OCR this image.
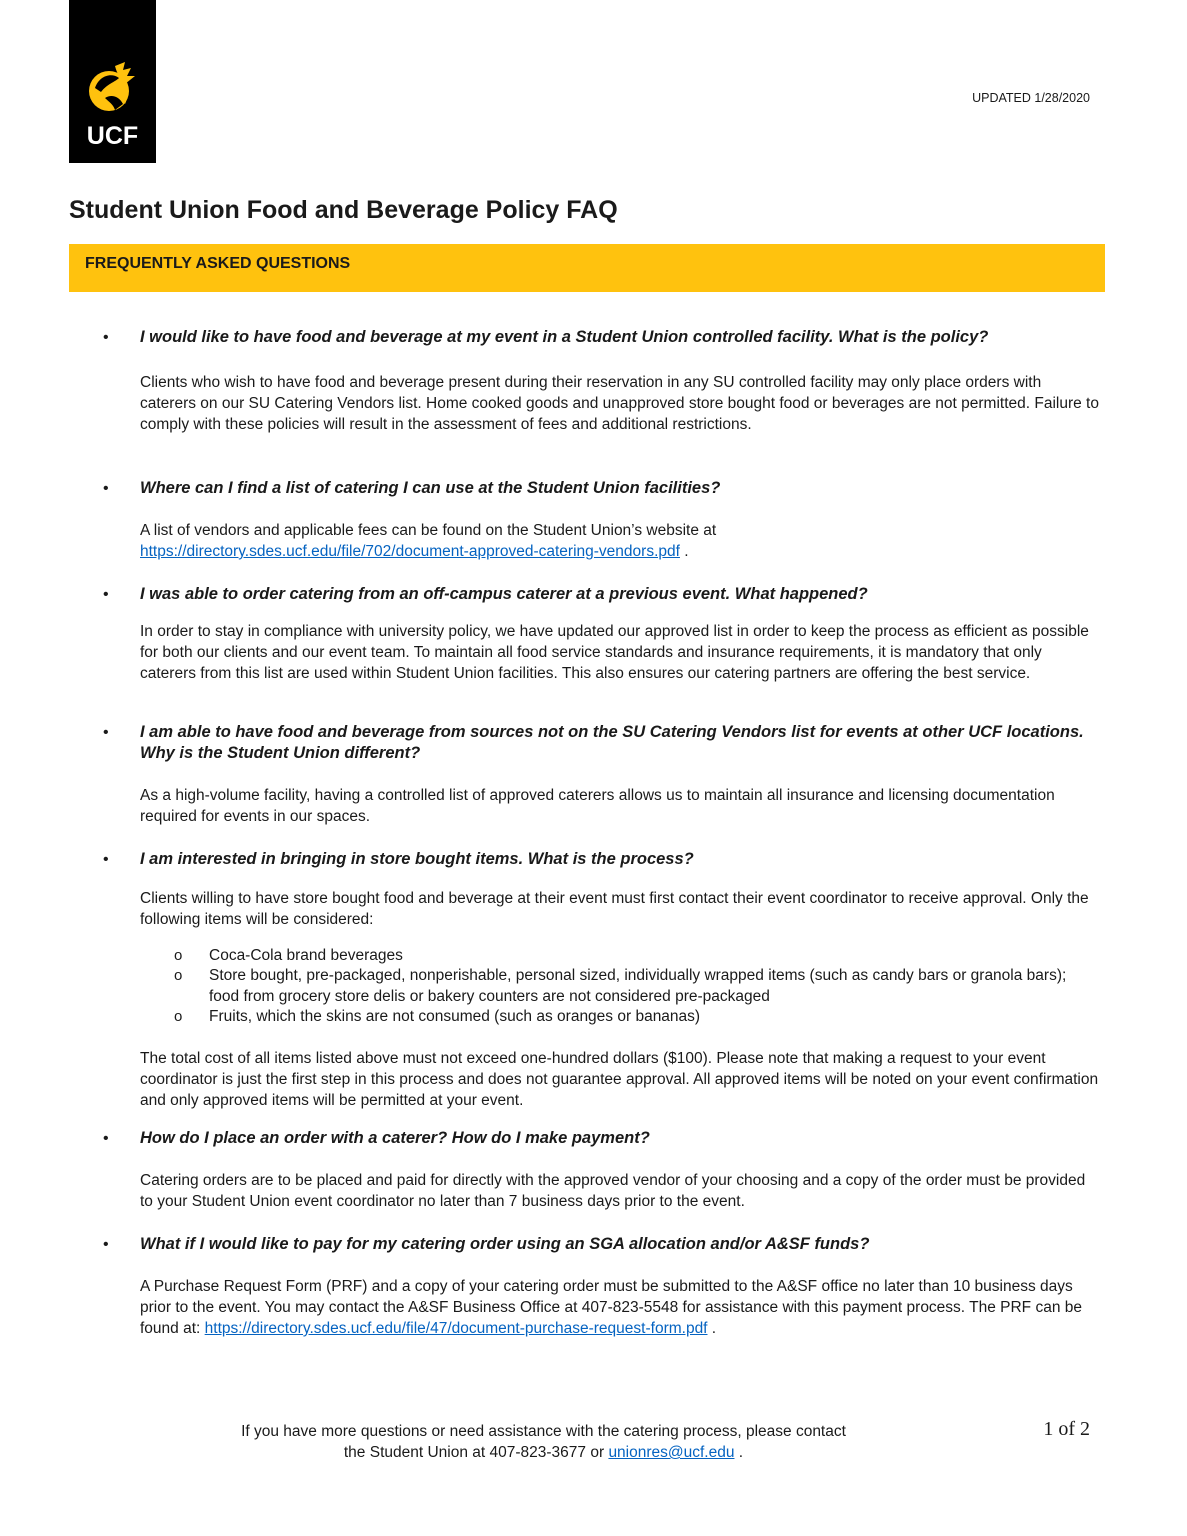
UCF
UPDATED 1/28/2020
Student Union Food and Beverage Policy FAQ
FREQUENTLY ASKED QUESTIONS
• I would like to have food and beverage at my event in a Student Union controlled facility. What is the policy?
Clients who wish to have food and beverage present during their reservation in any SU controlled facility may only place orders with caterers on our SU Catering Vendors list. Home cooked goods and unapproved store bought food or beverages are not permitted. Failure to comply with these policies will result in the assessment of fees and additional restrictions.
• Where can I find a list of catering I can use at the Student Union facilities?
A list of vendors and applicable fees can be found on the Student Union’s website at
https://directory.sdes.ucf.edu/file/702/document-approved-catering-vendors.pdf .
• I was able to order catering from an off-campus caterer at a previous event. What happened?
In order to stay in compliance with university policy, we have updated our approved list in order to keep the process as efficient as possible for both our clients and our event team. To maintain all food service standards and insurance requirements, it is mandatory that only caterers from this list are used within Student Union facilities. This also ensures our catering partners are offering the best service.
• I am able to have food and beverage from sources not on the SU Catering Vendors list for events at other UCF locations. Why is the Student Union different?
As a high-volume facility, having a controlled list of approved caterers allows us to maintain all insurance and licensing documentation required for events in our spaces.
• I am interested in bringing in store bought items. What is the process?
Clients willing to have store bought food and beverage at their event must first contact their event coordinator to receive approval. Only the following items will be considered:
o Coca-Cola brand beverages
o Store bought, pre-packaged, nonperishable, personal sized, individually wrapped items (such as candy bars or granola bars); food from grocery store delis or bakery counters are not considered pre-packaged
o Fruits, which the skins are not consumed (such as oranges or bananas)
The total cost of all items listed above must not exceed one-hundred dollars ($100). Please note that making a request to your event coordinator is just the first step in this process and does not guarantee approval. All approved items will be noted on your event confirmation and only approved items will be permitted at your event.
• How do I place an order with a caterer? How do I make payment?
Catering orders are to be placed and paid for directly with the approved vendor of your choosing and a copy of the order must be provided to your Student Union event coordinator no later than 7 business days prior to the event.
• What if I would like to pay for my catering order using an SGA allocation and/or A&SF funds?
A Purchase Request Form (PRF) and a copy of your catering order must be submitted to the A&SF office no later than 10 business days prior to the event. You may contact the A&SF Business Office at 407-823-5548 for assistance with this payment process. The PRF can be found at: https://directory.sdes.ucf.edu/file/47/document-purchase-request-form.pdf .
If you have more questions or need assistance with the catering process, please contact
the Student Union at 407-823-3677 or unionres@ucf.edu .
1 of 2
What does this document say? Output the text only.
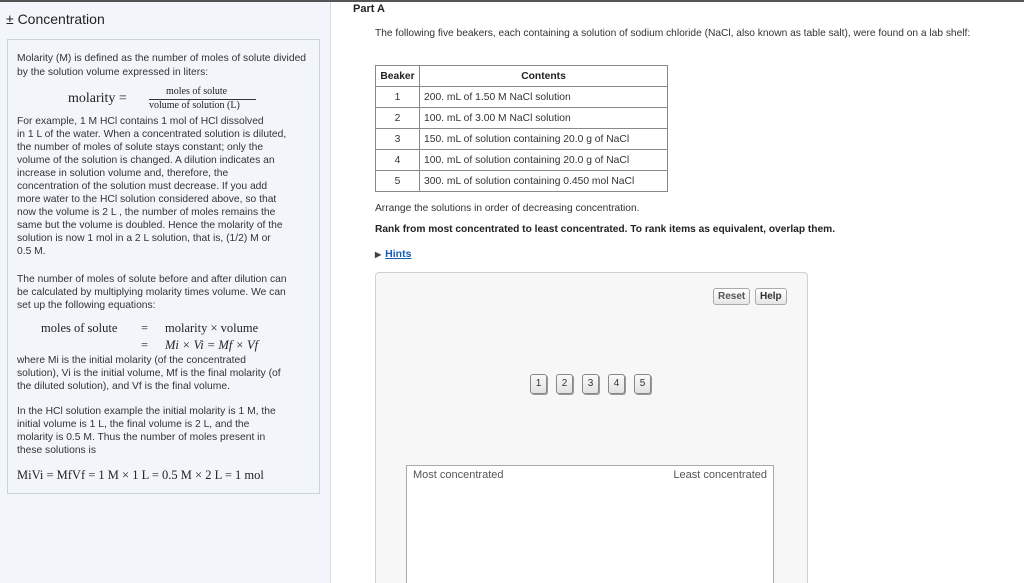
± Concentration
Molarity (M) is defined as the number of moles of solute divided by the solution volume expressed in liters:
molarity =	moles of solute
volume of solution (L)
For example, 1 M HCl contains 1 mol of HCl dissolved
in 1 L of the water. When a concentrated solution is diluted,
the number of moles of solute stays constant; only the
volume of the solution is changed. A dilution indicates an
increase in solution volume and, therefore, the
concentration of the solution must decrease. If you add
more water to the HCl solution considered above, so that
now the volume is 2 L , the number of moles remains the
same but the volume is doubled. Hence the molarity of the
solution is now 1 mol in a 2 L solution, that is, (1/2) M or
0.5 M.
The number of moles of solute before and after dilution can
be calculated by multiplying molarity times volume. We can
set up the following equations:
moles of solute = molarity × volume
= Mi × Vi = Mf × Vf
where Mi is the initial molarity (of the concentrated
solution), Vi is the initial volume, Mf is the final molarity (of
the diluted solution), and Vf is the final volume.
In the HCl solution example the initial molarity is 1 M, the
initial volume is 1 L, the final volume is 2 L, and the
molarity is 0.5 M. Thus the number of moles present in
these solutions is
MiVi = MfVf = 1 M × 1 L = 0.5 M × 2 L = 1 mol
Part A
The following five beakers, each containing a solution of sodium chloride (NaCl, also known as table salt), were found on a lab shelf:
Beaker	Contents
1	200. mL of 1.50 M NaCl solution
2	100. mL of 3.00 M NaCl solution
3	150. mL of solution containing 20.0 g of NaCl
4	100. mL of solution containing 20.0 g of NaCl
5	300. mL of solution containing 0.450 mol NaCl
Arrange the solutions in order of decreasing concentration.
Rank from most concentrated to least concentrated. To rank items as equivalent, overlap them.
▶ Hints
Reset	Help
1	2	3	4	5
Most concentrated	Least concentrated
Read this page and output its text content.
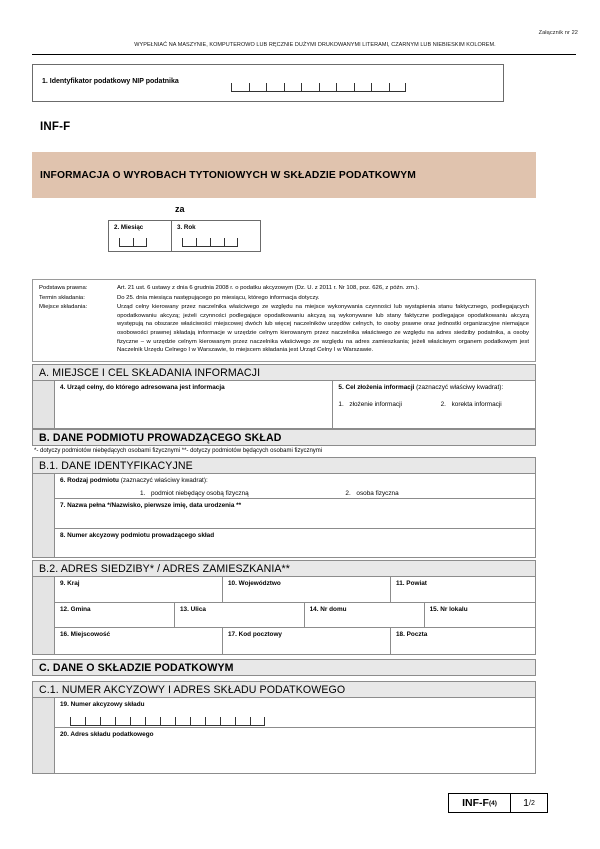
Załącznik nr 22
WYPEŁNIAĆ NA MASZYNIE, KOMPUTEROWO LUB RĘCZNIE DUŻYMI DRUKOWANYMI LITERAMI, CZARNYM LUB NIEBIESKIM KOLOREM.
1. Identyfikator podatkowy NIP podatnika
INF-F
INFORMACJA O WYROBACH TYTONIOWYCH W SKŁADZIE PODATKOWYM
za
2. Miesiąc	3. Rok
Podstawa prawna:	Art. 21 ust. 6 ustawy z dnia 6 grudnia 2008 r. o podatku akcyzowym (Dz. U. z 2011 r. Nr 108, poz. 626, z późn. zm.).
Termin składania:	Do 25. dnia miesiąca następującego po miesiącu, którego informacja dotyczy.
Miejsce składania:	Urząd celny kierowany przez naczelnika właściwego ze względu na miejsce wykonywania czynności lub wystąpienia stanu faktycznego, podlegających opodatkowaniu akcyzą; jeżeli czynności podlegające opodatkowaniu akcyzą są wykonywane lub stany faktyczne podlegające opodatkowaniu akcyzą występują na obszarze właściwości miejscowej dwóch lub więcej naczelników urzędów celnych, to osoby prawne oraz jednostki organizacyjne niemające osobowości prawnej składają informacje w urzędzie celnym kierowanym przez naczelnika właściwego ze względu na adres siedziby podatnika, a osoby fizyczne – w urzędzie celnym kierowanym przez naczelnika właściwego ze względu na adres zamieszkania; jeżeli właściwym organem podatkowym jest Naczelnik Urzędu Celnego I w Warszawie, to miejscem składania jest Urząd Celny I w Warszawie.
A. MIEJSCE I CEL SKŁADANIA INFORMACJI
4. Urząd celny, do którego adresowana jest informacja	5. Cel złożenia informacji (zaznaczyć właściwy kwadrat):
1. złożenie informacji	2. korekta informacji
B. DANE PODMIOTU PROWADZĄCEGO SKŁAD
*- dotyczy podmiotów niebędących osobami fizycznymi **- dotyczy podmiotów będących osobami fizycznymi
B.1. DANE IDENTYFIKACYJNE
6. Rodzaj podmiotu (zaznaczyć właściwy kwadrat):
1. podmiot niebędący osobą fizyczną	2. osoba fizyczna
7. Nazwa pełna */Nazwisko, pierwsze imię, data urodzenia **
8. Numer akcyzowy podmiotu prowadzącego skład
B.2. ADRES SIEDZIBY* / ADRES ZAMIESZKANIA**
9. Kraj	10. Województwo	11. Powiat
12. Gmina	13. Ulica	14. Nr domu	15. Nr lokalu
16. Miejscowość	17. Kod pocztowy	18. Poczta
C. DANE O SKŁADZIE PODATKOWYM
C.1. NUMER AKCYZOWY I ADRES SKŁADU PODATKOWEGO
19. Numer akcyzowy składu
20. Adres składu podatkowego
INF-F (4)	1 /2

> [WHAT TO PRODUCE]
Omit every picture, then reproduce the rest of the listing exactly.

> [SOLUTION]
OCR this image.
UCF
UPDATED 1/28/2020
Student Union Food and Beverage Policy FAQ
FREQUENTLY ASKED QUESTIONS
• I would like to have food and beverage at my event in a Student Union controlled facility. What is the policy?
Clients who wish to have food and beverage present during their reservation in any SU controlled facility may only place orders with caterers on our SU Catering Vendors list. Home cooked goods and unapproved store bought food or beverages are not permitted. Failure to comply with these policies will result in the assessment of fees and additional restrictions.
• Where can I find a list of catering I can use at the Student Union facilities?
A list of vendors and applicable fees can be found on the Student Union’s website at
https://directory.sdes.ucf.edu/file/702/document-approved-catering-vendors.pdf .
• I was able to order catering from an off-campus caterer at a previous event. What happened?
In order to stay in compliance with university policy, we have updated our approved list in order to keep the process as efficient as possible for both our clients and our event team. To maintain all food service standards and insurance requirements, it is mandatory that only caterers from this list are used within Student Union facilities. This also ensures our catering partners are offering the best service.
• I am able to have food and beverage from sources not on the SU Catering Vendors list for events at other UCF locations. Why is the Student Union different?
As a high-volume facility, having a controlled list of approved caterers allows us to maintain all insurance and licensing documentation required for events in our spaces.
• I am interested in bringing in store bought items. What is the process?
Clients willing to have store bought food and beverage at their event must first contact their event coordinator to receive approval. Only the following items will be considered:
o Coca-Cola brand beverages
o Store bought, pre-packaged, nonperishable, personal sized, individually wrapped items (such as candy bars or granola bars); food from grocery store delis or bakery counters are not considered pre-packaged
o Fruits, which the skins are not consumed (such as oranges or bananas)
The total cost of all items listed above must not exceed one-hundred dollars ($100). Please note that making a request to your event coordinator is just the first step in this process and does not guarantee approval. All approved items will be noted on your event confirmation and only approved items will be permitted at your event.
• How do I place an order with a caterer? How do I make payment?
Catering orders are to be placed and paid for directly with the approved vendor of your choosing and a copy of the order must be provided to your Student Union event coordinator no later than 7 business days prior to the event.
• What if I would like to pay for my catering order using an SGA allocation and/or A&SF funds?
A Purchase Request Form (PRF) and a copy of your catering order must be submitted to the A&SF office no later than 10 business days prior to the event. You may contact the A&SF Business Office at 407-823-5548 for assistance with this payment process. The PRF can be found at: https://directory.sdes.ucf.edu/file/47/document-purchase-request-form.pdf .
If you have more questions or need assistance with the catering process, please contact
the Student Union at 407-823-3677 or unionres@ucf.edu .
1 of 2
What does this document say? Output the text only.
± Concentration
Molarity (M) is defined as the number of moles of solute divided by the solution volume expressed in liters:
molarity =	moles of solute
volume of solution (L)
For example, 1 M HCl contains 1 mol of HCl dissolved
in 1 L of the water. When a concentrated solution is diluted,
the number of moles of solute stays constant; only the
volume of the solution is changed. A dilution indicates an
increase in solution volume and, therefore, the
concentration of the solution must decrease. If you add
more water to the HCl solution considered above, so that
now the volume is 2 L , the number of moles remains the
same but the volume is doubled. Hence the molarity of the
solution is now 1 mol in a 2 L solution, that is, (1/2) M or
0.5 M.
The number of moles of solute before and after dilution can
be calculated by multiplying molarity times volume. We can
set up the following equations:
moles of solute = molarity × volume
= Mi × Vi = Mf × Vf
where Mi is the initial molarity (of the concentrated
solution), Vi is the initial volume, Mf is the final molarity (of
the diluted solution), and Vf is the final volume.
In the HCl solution example the initial molarity is 1 M, the
initial volume is 1 L, the final volume is 2 L, and the
molarity is 0.5 M. Thus the number of moles present in
these solutions is
MiVi = MfVf = 1 M × 1 L = 0.5 M × 2 L = 1 mol
Part A
The following five beakers, each containing a solution of sodium chloride (NaCl, also known as table salt), were found on a lab shelf:
Beaker	Contents
1	200. mL of 1.50 M NaCl solution
2	100. mL of 3.00 M NaCl solution
3	150. mL of solution containing 20.0 g of NaCl
4	100. mL of solution containing 20.0 g of NaCl
5	300. mL of solution containing 0.450 mol NaCl
Arrange the solutions in order of decreasing concentration.
Rank from most concentrated to least concentrated. To rank items as equivalent, overlap them.
▶ Hints
Reset	Help
1	2	3	4	5
Most concentrated	Least concentrated
Read this page and output its text content.
Załącznik nr 22
WYPEŁNIAĆ NA MASZYNIE, KOMPUTEROWO LUB RĘCZNIE DUŻYMI DRUKOWANYMI LITERAMI, CZARNYM LUB NIEBIESKIM KOLOREM.
1. Identyfikator podatkowy NIP podatnika
INF-F
INFORMACJA O WYROBACH TYTONIOWYCH W SKŁADZIE PODATKOWYM
za
2. Miesiąc	3. Rok
Podstawa prawna:	Art. 21 ust. 6 ustawy z dnia 6 grudnia 2008 r. o podatku akcyzowym (Dz. U. z 2011 r. Nr 108, poz. 626, z późn. zm.).
Termin składania:	Do 25. dnia miesiąca następującego po miesiącu, którego informacja dotyczy.
Miejsce składania:	Urząd celny kierowany przez naczelnika właściwego ze względu na miejsce wykonywania czynności lub wystąpienia stanu faktycznego, podlegających opodatkowaniu akcyzą; jeżeli czynności podlegające opodatkowaniu akcyzą są wykonywane lub stany faktyczne podlegające opodatkowaniu akcyzą występują na obszarze właściwości miejscowej dwóch lub więcej naczelników urzędów celnych, to osoby prawne oraz jednostki organizacyjne niemające osobowości prawnej składają informacje w urzędzie celnym kierowanym przez naczelnika właściwego ze względu na adres siedziby podatnika, a osoby fizyczne – w urzędzie celnym kierowanym przez naczelnika właściwego ze względu na adres zamieszkania; jeżeli właściwym organem podatkowym jest Naczelnik Urzędu Celnego I w Warszawie, to miejscem składania jest Urząd Celny I w Warszawie.
A. MIEJSCE I CEL SKŁADANIA INFORMACJI
4. Urząd celny, do którego adresowana jest informacja	5. Cel złożenia informacji (zaznaczyć właściwy kwadrat):
1. złożenie informacji	2. korekta informacji
B. DANE PODMIOTU PROWADZĄCEGO SKŁAD
*- dotyczy podmiotów niebędących osobami fizycznymi **- dotyczy podmiotów będących osobami fizycznymi
B.1. DANE IDENTYFIKACYJNE
6. Rodzaj podmiotu (zaznaczyć właściwy kwadrat):
1. podmiot niebędący osobą fizyczną	2. osoba fizyczna
7. Nazwa pełna */Nazwisko, pierwsze imię, data urodzenia **
8. Numer akcyzowy podmiotu prowadzącego skład
B.2. ADRES SIEDZIBY* / ADRES ZAMIESZKANIA**
9. Kraj	10. Województwo	11. Powiat
12. Gmina	13. Ulica	14. Nr domu	15. Nr lokalu
16. Miejscowość	17. Kod pocztowy	18. Poczta
C. DANE O SKŁADZIE PODATKOWYM
C.1. NUMER AKCYZOWY I ADRES SKŁADU PODATKOWEGO
19. Numer akcyzowy składu
20. Adres składu podatkowego
INF-F (4)	1 /2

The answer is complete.